→ WHAT THE EXERCISE ASKS
Extract all lines that hold "date" from the records below.

→ INFORMATION SUPPLIED
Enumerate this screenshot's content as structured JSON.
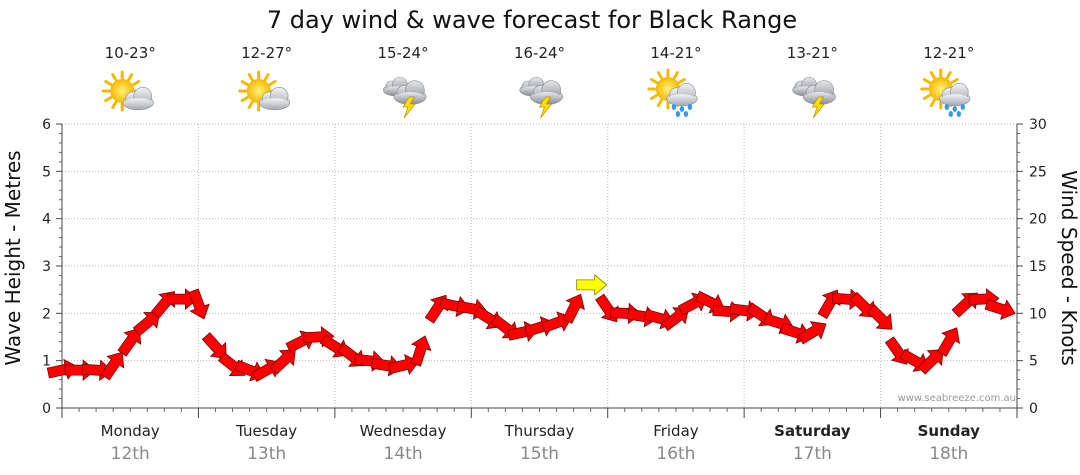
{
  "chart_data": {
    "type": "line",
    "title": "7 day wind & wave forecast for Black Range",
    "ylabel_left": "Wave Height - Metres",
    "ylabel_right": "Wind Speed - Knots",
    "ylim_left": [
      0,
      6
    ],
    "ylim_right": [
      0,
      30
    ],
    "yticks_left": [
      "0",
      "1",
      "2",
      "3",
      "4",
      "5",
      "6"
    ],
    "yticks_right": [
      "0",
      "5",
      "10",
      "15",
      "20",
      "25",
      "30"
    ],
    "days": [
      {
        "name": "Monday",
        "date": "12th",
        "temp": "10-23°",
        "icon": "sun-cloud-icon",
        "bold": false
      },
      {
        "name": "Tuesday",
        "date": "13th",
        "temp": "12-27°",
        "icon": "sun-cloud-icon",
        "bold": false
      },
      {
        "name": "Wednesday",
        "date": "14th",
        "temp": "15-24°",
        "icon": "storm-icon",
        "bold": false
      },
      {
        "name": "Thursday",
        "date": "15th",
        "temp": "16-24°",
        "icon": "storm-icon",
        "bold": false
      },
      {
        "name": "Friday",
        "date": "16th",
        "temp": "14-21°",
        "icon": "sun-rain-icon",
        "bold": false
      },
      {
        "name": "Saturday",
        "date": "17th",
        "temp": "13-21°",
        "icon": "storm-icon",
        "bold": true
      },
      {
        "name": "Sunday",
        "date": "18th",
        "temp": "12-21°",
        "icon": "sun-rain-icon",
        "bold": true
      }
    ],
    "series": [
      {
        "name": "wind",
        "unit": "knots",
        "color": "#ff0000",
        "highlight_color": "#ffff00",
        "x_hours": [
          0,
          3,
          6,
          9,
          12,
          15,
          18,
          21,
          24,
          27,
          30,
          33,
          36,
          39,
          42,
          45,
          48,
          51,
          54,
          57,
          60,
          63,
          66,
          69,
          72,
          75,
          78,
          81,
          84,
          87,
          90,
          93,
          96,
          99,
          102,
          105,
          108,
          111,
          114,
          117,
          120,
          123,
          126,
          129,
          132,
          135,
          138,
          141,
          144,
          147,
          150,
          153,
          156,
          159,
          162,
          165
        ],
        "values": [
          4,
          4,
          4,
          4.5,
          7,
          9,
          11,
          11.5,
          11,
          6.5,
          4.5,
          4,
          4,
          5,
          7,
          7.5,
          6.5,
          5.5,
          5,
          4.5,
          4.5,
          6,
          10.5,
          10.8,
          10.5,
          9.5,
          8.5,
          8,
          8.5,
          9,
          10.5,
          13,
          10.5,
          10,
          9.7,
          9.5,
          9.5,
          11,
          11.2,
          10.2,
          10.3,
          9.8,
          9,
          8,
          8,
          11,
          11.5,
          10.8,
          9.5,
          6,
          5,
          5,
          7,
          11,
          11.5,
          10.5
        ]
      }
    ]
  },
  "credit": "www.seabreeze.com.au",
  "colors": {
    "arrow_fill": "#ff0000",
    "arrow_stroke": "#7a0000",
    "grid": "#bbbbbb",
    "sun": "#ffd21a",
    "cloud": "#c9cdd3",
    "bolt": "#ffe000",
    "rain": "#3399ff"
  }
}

→ WRITTEN RESPONSE
        "date": "12th",
        "date": "13th",
        "date": "14th",
        "date": "15th",
        "date": "16th",
        "date": "17th",
        "date": "18th",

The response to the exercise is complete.